• **What you are asked to do**
Identify all lines below that hold "Fractal" and collect them.

Stored data entries

====

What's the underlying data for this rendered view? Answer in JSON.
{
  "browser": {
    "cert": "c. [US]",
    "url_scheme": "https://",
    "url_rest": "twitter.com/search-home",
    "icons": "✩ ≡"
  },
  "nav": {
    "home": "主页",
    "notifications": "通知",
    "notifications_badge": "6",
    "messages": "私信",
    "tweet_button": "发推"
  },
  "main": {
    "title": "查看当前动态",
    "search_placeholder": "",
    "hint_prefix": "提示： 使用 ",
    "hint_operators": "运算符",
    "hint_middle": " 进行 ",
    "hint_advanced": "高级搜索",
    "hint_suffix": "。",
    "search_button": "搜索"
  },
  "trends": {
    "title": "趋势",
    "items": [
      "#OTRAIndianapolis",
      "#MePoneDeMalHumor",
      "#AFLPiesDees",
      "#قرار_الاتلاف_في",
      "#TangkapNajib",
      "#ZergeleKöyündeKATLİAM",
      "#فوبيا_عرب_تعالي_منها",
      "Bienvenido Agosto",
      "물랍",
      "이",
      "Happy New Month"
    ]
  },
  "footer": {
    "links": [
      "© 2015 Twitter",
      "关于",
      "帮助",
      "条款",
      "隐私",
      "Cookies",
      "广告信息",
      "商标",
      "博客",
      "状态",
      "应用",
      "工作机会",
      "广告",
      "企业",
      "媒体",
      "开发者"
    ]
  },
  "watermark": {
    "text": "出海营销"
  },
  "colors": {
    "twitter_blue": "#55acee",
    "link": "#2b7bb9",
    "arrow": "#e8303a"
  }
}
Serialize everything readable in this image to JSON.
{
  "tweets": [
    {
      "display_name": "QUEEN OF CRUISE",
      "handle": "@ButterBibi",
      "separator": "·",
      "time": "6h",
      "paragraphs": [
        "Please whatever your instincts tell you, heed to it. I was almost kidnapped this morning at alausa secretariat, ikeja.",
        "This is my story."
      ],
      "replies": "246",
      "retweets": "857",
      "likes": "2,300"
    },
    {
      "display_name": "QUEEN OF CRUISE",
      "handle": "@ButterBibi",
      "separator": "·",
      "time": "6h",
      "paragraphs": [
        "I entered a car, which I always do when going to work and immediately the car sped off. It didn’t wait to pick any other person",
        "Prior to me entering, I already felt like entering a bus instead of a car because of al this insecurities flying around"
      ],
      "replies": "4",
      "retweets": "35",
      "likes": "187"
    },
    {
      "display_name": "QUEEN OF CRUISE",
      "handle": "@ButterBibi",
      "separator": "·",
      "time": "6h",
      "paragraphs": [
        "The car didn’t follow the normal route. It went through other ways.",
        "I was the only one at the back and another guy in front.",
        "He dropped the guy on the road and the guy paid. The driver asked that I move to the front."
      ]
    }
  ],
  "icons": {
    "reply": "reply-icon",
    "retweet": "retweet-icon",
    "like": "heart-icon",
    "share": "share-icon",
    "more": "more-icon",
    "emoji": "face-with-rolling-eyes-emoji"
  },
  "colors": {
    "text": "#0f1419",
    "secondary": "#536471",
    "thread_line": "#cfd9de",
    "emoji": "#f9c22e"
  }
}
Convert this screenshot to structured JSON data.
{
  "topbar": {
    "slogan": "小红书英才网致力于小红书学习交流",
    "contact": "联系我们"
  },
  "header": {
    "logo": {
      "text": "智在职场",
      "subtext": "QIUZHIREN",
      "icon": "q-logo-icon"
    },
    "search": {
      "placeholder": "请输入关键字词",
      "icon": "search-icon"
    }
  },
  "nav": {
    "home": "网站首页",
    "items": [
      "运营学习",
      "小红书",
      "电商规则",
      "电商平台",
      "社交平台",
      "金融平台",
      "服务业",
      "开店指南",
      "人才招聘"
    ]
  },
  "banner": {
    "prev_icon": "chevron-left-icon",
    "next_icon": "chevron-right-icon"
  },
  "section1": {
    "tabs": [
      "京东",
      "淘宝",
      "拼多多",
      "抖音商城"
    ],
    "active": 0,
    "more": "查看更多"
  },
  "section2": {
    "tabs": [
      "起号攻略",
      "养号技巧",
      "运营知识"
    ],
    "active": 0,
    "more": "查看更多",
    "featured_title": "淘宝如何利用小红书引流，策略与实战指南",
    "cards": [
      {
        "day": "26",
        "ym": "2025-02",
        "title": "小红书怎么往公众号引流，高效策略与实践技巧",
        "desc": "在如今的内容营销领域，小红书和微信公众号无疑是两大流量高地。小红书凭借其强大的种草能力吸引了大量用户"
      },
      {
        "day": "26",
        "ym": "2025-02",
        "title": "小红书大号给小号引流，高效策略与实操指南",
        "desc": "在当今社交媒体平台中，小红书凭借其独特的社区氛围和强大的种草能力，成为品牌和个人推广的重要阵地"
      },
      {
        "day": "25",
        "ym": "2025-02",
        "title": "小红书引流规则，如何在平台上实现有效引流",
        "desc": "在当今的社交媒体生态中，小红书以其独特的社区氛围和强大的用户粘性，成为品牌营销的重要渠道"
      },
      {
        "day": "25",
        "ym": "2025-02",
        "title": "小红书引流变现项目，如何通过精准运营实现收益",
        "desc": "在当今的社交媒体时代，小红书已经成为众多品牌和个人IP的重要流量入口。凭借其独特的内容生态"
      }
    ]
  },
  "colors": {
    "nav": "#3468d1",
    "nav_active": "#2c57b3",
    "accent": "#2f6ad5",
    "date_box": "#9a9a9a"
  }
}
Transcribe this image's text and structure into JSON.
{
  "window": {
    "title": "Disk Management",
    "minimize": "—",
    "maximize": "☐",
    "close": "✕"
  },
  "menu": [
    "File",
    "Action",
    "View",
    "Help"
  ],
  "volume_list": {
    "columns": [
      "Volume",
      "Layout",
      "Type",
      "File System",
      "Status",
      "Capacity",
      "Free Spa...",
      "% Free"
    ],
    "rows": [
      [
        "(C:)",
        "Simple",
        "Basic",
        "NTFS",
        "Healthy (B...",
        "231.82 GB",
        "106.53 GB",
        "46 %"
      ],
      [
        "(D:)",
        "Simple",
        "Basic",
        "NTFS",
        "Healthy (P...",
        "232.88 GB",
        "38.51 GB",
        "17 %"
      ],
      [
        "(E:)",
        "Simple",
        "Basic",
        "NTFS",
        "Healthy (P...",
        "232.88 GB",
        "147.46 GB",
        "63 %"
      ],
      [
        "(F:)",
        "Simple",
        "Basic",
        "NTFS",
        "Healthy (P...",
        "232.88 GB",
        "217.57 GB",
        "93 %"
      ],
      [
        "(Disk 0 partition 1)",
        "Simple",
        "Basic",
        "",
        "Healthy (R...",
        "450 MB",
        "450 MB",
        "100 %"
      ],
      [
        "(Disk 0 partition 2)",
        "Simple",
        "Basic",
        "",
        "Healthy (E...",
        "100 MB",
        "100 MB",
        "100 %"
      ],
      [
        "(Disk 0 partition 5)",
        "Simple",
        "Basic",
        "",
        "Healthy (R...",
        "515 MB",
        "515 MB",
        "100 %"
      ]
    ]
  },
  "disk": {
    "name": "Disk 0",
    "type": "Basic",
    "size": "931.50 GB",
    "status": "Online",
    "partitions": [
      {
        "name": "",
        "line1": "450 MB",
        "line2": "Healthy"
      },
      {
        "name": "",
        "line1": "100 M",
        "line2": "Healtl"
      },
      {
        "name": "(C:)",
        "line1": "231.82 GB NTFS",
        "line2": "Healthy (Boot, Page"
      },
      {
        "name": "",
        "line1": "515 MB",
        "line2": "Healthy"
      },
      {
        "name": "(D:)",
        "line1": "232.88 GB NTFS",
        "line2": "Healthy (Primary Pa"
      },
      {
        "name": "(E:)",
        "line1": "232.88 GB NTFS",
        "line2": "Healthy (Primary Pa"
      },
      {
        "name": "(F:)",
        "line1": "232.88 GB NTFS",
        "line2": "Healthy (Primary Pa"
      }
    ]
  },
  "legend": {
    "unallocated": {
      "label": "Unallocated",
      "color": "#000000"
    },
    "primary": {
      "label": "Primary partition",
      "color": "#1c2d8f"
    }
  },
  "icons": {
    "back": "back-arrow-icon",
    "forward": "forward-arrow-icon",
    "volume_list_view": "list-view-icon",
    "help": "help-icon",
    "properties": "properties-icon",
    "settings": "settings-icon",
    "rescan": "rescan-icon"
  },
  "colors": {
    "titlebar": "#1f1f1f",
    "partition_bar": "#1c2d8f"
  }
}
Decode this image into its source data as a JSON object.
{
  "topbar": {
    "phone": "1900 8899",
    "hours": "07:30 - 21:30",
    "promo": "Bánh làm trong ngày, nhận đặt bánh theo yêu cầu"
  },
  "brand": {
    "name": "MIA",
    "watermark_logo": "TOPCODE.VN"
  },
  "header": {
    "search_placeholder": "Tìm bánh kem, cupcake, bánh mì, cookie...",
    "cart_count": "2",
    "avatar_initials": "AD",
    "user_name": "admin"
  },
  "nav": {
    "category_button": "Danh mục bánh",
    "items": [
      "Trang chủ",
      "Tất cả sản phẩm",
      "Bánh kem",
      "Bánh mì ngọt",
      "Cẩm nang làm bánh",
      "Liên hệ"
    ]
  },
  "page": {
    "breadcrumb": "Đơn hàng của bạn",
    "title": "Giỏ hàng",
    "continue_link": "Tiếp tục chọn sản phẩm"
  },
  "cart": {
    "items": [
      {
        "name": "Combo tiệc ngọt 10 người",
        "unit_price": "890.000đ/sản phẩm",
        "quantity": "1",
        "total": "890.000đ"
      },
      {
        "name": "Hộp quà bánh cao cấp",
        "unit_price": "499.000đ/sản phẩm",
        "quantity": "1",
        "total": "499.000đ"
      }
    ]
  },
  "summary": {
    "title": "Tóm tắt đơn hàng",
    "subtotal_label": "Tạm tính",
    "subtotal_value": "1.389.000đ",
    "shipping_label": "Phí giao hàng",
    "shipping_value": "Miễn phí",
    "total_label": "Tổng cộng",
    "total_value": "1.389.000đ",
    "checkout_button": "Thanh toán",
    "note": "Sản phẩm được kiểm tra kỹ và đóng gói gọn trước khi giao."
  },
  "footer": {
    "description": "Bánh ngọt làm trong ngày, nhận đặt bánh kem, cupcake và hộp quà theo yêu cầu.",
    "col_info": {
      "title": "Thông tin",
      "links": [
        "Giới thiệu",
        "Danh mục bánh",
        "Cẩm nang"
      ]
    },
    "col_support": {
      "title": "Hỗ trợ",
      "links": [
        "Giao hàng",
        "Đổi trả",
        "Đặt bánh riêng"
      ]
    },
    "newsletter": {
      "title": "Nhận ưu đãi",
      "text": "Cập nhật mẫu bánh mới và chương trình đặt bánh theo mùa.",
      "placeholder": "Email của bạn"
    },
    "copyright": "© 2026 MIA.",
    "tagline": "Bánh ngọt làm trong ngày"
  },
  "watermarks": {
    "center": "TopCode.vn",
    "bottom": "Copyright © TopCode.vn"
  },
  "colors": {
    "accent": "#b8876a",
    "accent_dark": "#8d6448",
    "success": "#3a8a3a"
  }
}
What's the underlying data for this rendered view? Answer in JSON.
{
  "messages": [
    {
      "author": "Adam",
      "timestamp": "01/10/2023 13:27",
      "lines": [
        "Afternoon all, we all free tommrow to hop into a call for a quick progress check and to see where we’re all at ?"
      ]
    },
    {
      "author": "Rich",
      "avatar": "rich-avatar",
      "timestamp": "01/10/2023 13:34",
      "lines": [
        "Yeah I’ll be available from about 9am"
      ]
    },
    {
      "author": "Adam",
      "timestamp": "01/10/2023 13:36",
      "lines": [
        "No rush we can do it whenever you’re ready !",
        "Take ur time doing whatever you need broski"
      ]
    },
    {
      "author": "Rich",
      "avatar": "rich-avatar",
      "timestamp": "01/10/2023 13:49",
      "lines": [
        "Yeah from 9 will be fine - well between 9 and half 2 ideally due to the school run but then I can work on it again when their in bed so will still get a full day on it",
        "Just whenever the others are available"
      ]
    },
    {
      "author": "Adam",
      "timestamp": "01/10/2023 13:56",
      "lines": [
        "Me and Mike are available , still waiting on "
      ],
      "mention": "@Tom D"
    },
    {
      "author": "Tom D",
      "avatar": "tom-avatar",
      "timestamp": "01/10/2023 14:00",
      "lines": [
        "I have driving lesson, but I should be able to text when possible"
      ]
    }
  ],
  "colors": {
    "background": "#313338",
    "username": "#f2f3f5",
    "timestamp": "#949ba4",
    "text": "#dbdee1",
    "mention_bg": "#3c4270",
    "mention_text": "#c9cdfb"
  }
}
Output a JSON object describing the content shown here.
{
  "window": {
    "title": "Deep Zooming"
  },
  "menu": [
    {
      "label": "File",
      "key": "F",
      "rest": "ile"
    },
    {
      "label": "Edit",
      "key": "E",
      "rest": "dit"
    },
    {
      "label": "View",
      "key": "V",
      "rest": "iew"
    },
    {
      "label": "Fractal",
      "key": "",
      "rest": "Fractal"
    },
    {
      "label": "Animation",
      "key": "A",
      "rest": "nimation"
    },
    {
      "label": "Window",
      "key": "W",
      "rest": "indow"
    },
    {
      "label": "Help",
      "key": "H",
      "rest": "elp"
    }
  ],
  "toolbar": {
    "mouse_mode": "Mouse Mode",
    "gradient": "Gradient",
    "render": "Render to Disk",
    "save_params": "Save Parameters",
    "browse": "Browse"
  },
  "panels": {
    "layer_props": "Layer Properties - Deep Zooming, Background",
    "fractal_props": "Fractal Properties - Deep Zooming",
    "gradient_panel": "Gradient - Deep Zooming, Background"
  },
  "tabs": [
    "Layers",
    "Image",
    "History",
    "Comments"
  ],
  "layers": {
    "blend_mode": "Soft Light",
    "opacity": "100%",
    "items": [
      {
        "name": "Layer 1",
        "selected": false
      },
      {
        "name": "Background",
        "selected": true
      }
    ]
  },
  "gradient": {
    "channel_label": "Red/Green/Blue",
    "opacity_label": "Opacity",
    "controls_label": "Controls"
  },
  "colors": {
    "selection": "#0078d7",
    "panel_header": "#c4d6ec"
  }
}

====

• **The answer**
      "label": "Fractal",
      "rest": "Fractal"
    "fractal_props": "Fractal Properties - Deep Zooming",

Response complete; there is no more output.